From the records below, extract all the text exactly and leave the images behind.

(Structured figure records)
— begin —
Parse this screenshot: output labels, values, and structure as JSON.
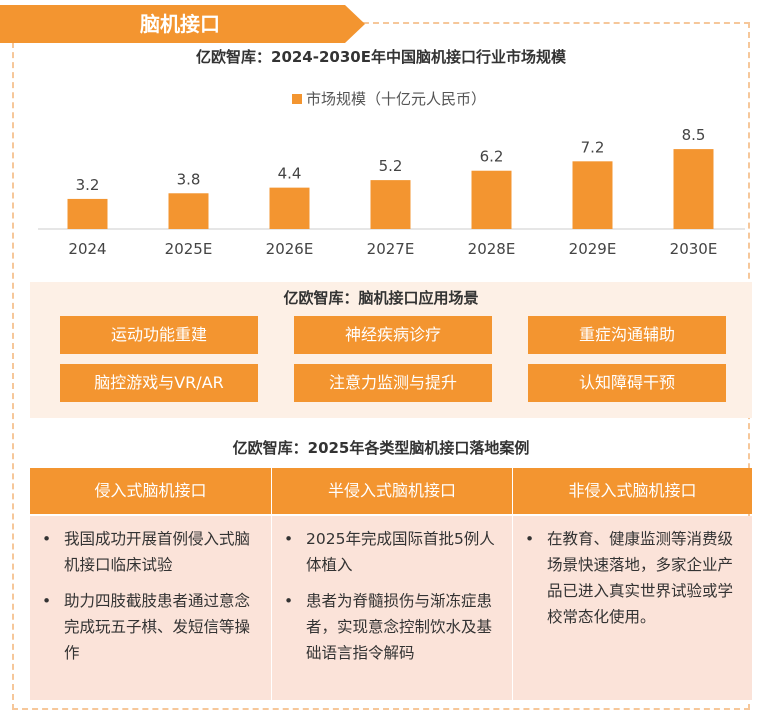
{
  "header": {
    "title": "脑机接口"
  },
  "chart_data": {
    "type": "bar",
    "title": "亿欧智库：2024-2030E年中国脑机接口行业市场规模",
    "categories": [
      "2024",
      "2025E",
      "2026E",
      "2027E",
      "2028E",
      "2029E",
      "2030E"
    ],
    "series": [
      {
        "name": "市场规模（十亿元人民币）",
        "color": "#f39530",
        "values": [
          3.2,
          3.8,
          4.4,
          5.2,
          6.2,
          7.2,
          8.5
        ]
      }
    ]
  },
  "scenarios": {
    "title": "亿欧智库：脑机接口应用场景",
    "items": [
      "运动功能重建",
      "神经疾病诊疗",
      "重症沟通辅助",
      "脑控游戏与VR/AR",
      "注意力监测与提升",
      "认知障碍干预"
    ]
  },
  "cases": {
    "title": "亿欧智库：2025年各类型脑机接口落地案例",
    "columns": [
      {
        "header": "侵入式脑机接口",
        "bullets": [
          "我国成功开展首例侵入式脑机接口临床试验",
          "助力四肢截肢患者通过意念完成玩五子棋、发短信等操作"
        ]
      },
      {
        "header": "半侵入式脑机接口",
        "bullets": [
          "2025年完成国际首批5例人体植入",
          "患者为脊髓损伤与渐冻症患者，实现意念控制饮水及基础语言指令解码"
        ]
      },
      {
        "header": "非侵入式脑机接口",
        "bullets": [
          "在教育、健康监测等消费级场景快速落地，多家企业产品已进入真实世界试验或学校常态化使用。"
        ]
      }
    ]
  }
}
— end —
EXPECTED OUTPUT -
Parse this screenshot: output labels, values, and structure as JSON.
{
  "header": {
    "title": "脑机接口"
  },
  "chart_data": {
    "type": "bar",
    "title": "亿欧智库：2024-2030E年中国脑机接口行业市场规模",
    "categories": [
      "2024",
      "2025E",
      "2026E",
      "2027E",
      "2028E",
      "2029E",
      "2030E"
    ],
    "series": [
      {
        "name": "市场规模（十亿元人民币）",
        "color": "#f39530",
        "values": [
          3.2,
          3.8,
          4.4,
          5.2,
          6.2,
          7.2,
          8.5
        ]
      }
    ]
  },
  "scenarios": {
    "title": "亿欧智库：脑机接口应用场景",
    "items": [
      "运动功能重建",
      "神经疾病诊疗",
      "重症沟通辅助",
      "脑控游戏与VR/AR",
      "注意力监测与提升",
      "认知障碍干预"
    ]
  },
  "cases": {
    "title": "亿欧智库：2025年各类型脑机接口落地案例",
    "columns": [
      {
        "header": "侵入式脑机接口",
        "bullets": [
          "我国成功开展首例侵入式脑机接口临床试验",
          "助力四肢截肢患者通过意念完成玩五子棋、发短信等操作"
        ]
      },
      {
        "header": "半侵入式脑机接口",
        "bullets": [
          "2025年完成国际首批5例人体植入",
          "患者为脊髓损伤与渐冻症患者，实现意念控制饮水及基础语言指令解码"
        ]
      },
      {
        "header": "非侵入式脑机接口",
        "bullets": [
          "在教育、健康监测等消费级场景快速落地，多家企业产品已进入真实世界试验或学校常态化使用。"
        ]
      }
    ]
  }
}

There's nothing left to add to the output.